### RECORDS FOR THIS TASK
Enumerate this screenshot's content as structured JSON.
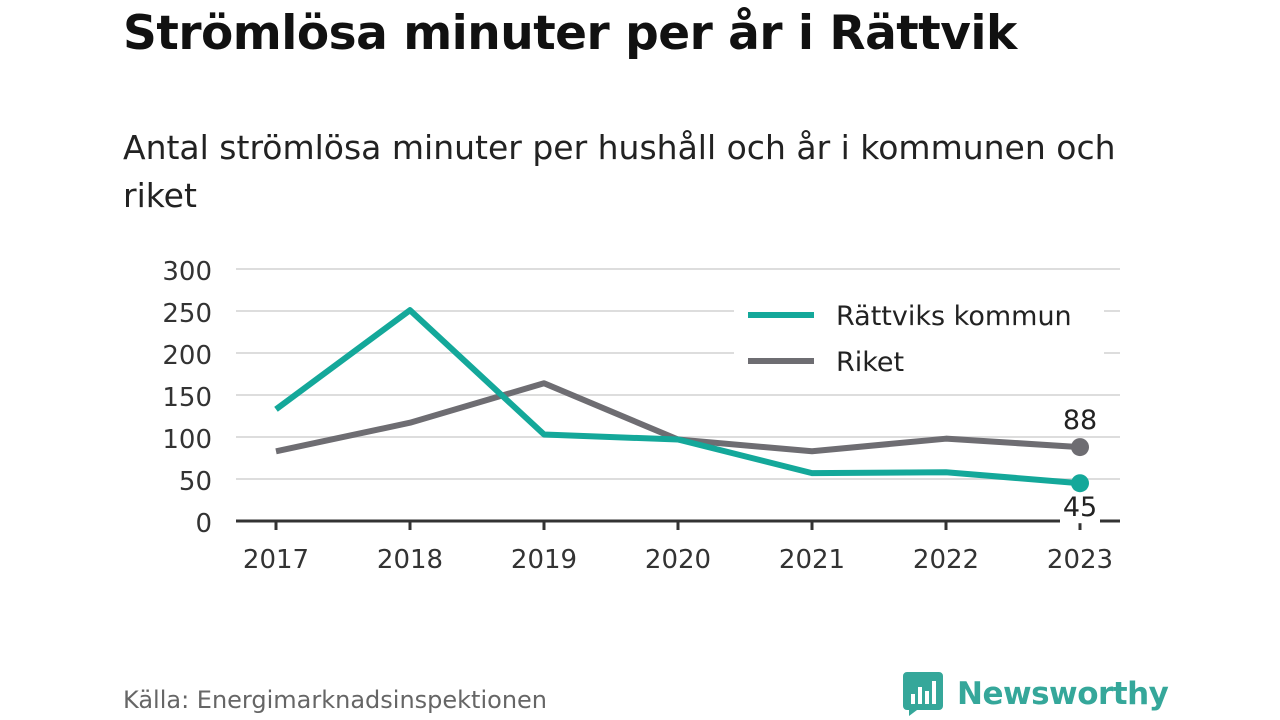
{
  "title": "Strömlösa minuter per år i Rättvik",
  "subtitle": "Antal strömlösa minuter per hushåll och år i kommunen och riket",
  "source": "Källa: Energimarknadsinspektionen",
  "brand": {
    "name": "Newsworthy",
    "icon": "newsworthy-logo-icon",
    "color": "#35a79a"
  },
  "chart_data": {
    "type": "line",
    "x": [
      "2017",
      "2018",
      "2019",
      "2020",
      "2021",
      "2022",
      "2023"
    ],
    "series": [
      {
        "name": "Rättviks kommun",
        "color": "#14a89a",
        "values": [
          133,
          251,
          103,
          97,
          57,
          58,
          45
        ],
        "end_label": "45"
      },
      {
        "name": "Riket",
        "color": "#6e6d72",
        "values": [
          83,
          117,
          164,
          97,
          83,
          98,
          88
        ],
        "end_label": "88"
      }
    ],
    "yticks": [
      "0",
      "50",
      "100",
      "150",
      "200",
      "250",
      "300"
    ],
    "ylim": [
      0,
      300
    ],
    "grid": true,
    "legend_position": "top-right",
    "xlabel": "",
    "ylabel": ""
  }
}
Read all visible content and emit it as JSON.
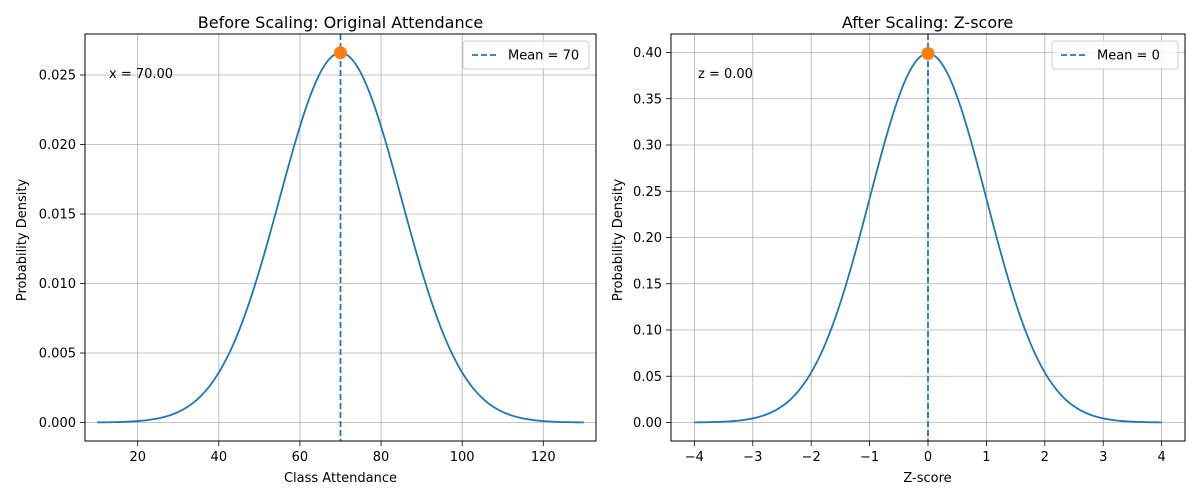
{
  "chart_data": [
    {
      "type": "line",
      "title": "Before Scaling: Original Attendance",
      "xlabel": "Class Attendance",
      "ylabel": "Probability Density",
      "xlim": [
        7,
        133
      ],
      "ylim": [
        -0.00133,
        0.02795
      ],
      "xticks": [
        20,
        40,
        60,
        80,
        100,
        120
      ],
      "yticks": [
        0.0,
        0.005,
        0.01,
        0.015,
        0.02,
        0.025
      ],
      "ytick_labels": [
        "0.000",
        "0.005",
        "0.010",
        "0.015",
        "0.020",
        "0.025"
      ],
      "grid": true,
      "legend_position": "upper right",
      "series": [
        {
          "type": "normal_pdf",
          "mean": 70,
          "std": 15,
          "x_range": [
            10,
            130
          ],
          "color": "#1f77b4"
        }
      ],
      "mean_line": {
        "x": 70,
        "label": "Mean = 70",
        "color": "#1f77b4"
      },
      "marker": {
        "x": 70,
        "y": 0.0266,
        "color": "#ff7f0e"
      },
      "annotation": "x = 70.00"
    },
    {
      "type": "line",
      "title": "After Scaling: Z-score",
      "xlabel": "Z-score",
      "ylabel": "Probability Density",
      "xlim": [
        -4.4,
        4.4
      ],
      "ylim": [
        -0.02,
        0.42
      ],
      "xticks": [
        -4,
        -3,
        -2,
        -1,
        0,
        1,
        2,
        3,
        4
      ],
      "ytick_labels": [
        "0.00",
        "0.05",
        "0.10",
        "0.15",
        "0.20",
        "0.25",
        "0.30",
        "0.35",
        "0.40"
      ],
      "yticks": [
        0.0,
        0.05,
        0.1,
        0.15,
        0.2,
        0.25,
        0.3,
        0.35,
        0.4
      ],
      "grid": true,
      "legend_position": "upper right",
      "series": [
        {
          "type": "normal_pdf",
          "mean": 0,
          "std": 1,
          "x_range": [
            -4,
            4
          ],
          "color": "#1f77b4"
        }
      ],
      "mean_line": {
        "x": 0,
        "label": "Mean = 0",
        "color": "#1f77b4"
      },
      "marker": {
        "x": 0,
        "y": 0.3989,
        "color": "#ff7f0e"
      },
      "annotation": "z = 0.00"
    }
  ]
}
--
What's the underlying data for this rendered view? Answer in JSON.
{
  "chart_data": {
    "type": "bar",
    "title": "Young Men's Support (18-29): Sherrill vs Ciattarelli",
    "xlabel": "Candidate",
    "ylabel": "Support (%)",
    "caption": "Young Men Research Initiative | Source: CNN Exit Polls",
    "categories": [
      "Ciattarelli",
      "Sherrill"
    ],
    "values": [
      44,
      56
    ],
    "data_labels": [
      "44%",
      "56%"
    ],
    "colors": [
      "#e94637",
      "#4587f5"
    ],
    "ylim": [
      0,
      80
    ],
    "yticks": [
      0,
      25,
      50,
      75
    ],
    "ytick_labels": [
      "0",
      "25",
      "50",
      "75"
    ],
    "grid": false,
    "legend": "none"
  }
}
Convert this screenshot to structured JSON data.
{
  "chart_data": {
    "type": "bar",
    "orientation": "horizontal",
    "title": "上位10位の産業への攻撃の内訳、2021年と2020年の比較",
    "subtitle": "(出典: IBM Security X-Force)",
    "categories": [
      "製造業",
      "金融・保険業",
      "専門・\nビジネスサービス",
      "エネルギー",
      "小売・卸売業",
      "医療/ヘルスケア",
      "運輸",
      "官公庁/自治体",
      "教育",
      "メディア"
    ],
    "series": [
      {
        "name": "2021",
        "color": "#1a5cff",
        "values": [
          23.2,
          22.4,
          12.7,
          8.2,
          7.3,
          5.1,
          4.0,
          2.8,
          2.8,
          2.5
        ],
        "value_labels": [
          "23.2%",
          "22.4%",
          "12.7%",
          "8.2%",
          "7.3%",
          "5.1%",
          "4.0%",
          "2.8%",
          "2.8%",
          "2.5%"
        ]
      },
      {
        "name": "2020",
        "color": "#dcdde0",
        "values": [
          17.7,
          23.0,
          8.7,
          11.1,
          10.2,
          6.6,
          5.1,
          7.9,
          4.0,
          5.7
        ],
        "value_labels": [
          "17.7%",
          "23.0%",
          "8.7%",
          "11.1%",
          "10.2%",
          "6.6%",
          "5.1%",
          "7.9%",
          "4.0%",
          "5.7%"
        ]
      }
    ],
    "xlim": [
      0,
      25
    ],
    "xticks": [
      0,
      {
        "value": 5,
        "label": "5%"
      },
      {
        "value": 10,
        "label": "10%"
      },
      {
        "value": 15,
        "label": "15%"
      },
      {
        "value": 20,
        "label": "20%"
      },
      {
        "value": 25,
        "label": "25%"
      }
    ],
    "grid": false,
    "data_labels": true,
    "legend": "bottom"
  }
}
==
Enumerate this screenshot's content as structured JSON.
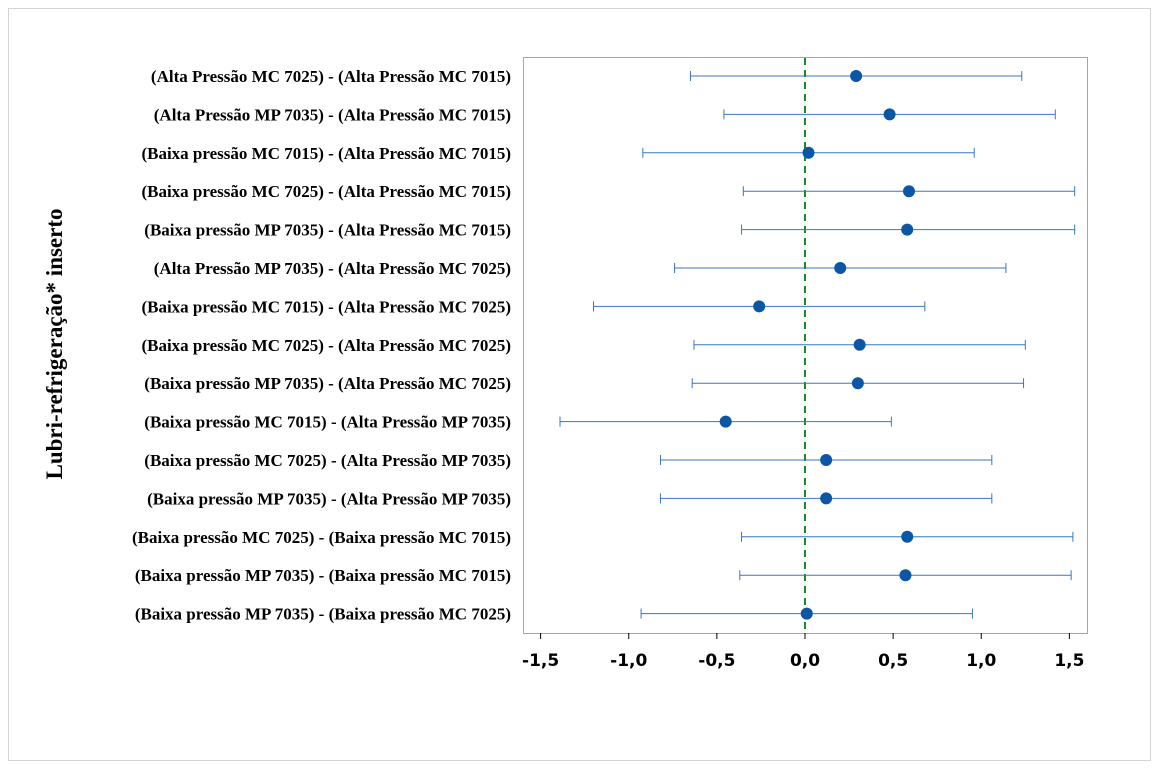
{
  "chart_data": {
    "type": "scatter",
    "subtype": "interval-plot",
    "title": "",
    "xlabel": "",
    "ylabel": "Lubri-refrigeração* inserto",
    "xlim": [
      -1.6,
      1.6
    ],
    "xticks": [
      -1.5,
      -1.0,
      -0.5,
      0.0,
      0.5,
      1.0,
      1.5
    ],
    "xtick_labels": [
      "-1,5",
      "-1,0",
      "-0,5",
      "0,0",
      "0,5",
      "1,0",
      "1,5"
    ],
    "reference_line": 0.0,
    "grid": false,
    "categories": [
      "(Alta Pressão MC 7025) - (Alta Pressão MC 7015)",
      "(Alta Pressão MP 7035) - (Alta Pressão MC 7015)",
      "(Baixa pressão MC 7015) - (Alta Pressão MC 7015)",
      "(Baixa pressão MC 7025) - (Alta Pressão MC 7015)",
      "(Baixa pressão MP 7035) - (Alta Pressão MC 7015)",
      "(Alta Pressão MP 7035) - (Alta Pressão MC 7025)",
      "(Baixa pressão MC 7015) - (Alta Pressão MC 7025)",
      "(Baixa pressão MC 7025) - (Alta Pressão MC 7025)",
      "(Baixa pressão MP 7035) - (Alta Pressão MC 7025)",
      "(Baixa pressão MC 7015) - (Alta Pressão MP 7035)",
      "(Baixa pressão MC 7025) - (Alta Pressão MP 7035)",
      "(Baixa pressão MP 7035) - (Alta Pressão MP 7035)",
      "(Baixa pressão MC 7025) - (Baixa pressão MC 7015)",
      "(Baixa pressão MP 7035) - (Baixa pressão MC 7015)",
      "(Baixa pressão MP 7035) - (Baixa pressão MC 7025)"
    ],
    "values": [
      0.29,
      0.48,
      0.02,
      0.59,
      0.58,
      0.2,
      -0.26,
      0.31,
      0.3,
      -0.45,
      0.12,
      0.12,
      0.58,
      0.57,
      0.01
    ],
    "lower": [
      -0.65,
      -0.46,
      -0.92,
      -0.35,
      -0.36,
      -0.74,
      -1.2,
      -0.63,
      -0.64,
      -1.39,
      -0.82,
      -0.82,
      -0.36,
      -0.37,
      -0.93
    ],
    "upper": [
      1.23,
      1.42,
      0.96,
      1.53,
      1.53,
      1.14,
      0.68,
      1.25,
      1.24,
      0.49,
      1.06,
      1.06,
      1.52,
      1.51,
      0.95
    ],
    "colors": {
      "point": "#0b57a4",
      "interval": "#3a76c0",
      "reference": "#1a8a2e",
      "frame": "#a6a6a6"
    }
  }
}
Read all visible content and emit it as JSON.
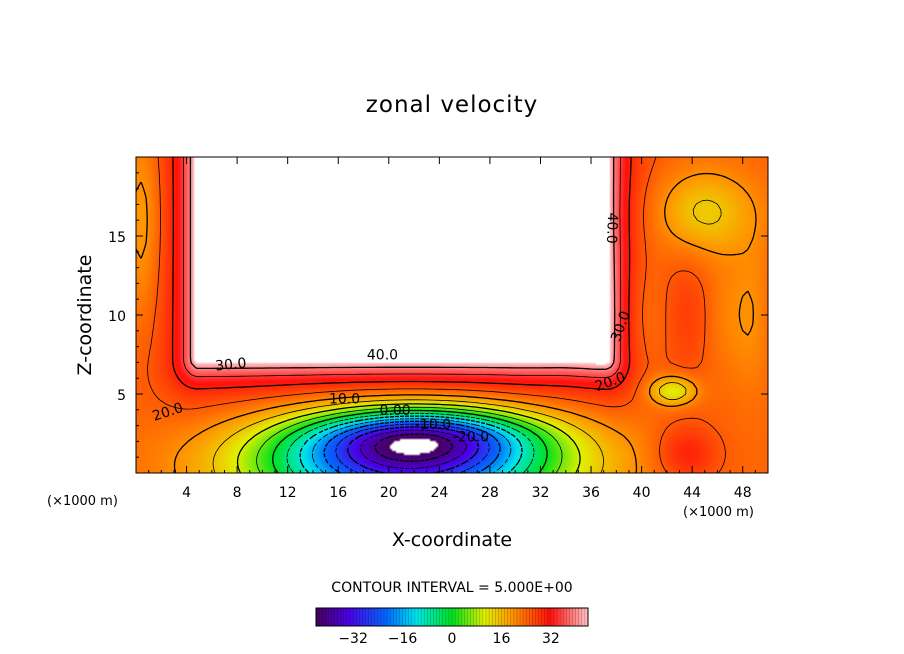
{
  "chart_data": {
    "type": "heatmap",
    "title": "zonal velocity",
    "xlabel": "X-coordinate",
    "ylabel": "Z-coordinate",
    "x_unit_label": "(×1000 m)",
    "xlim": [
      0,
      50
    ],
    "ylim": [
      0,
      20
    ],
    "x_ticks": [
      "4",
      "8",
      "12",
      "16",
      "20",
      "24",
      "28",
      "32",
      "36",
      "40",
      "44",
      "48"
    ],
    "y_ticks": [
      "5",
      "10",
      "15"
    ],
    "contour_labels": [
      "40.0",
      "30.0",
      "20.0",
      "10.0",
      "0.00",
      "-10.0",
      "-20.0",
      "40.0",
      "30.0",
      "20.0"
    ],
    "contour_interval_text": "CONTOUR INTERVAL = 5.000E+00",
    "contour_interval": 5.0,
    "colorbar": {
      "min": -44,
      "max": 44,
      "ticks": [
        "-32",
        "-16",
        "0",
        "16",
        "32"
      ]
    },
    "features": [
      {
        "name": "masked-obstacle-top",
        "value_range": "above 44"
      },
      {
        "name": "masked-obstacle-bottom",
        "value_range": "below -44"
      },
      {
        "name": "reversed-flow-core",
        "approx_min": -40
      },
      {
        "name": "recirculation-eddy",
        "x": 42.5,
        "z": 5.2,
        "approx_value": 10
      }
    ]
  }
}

### PROBLEM STATEMENT
Identify and extract each line of the listing that contains "bottom".

### RESPONSE TO THE TASK
    "legend": "bottom"
        "name": "masked-obstacle-bottom",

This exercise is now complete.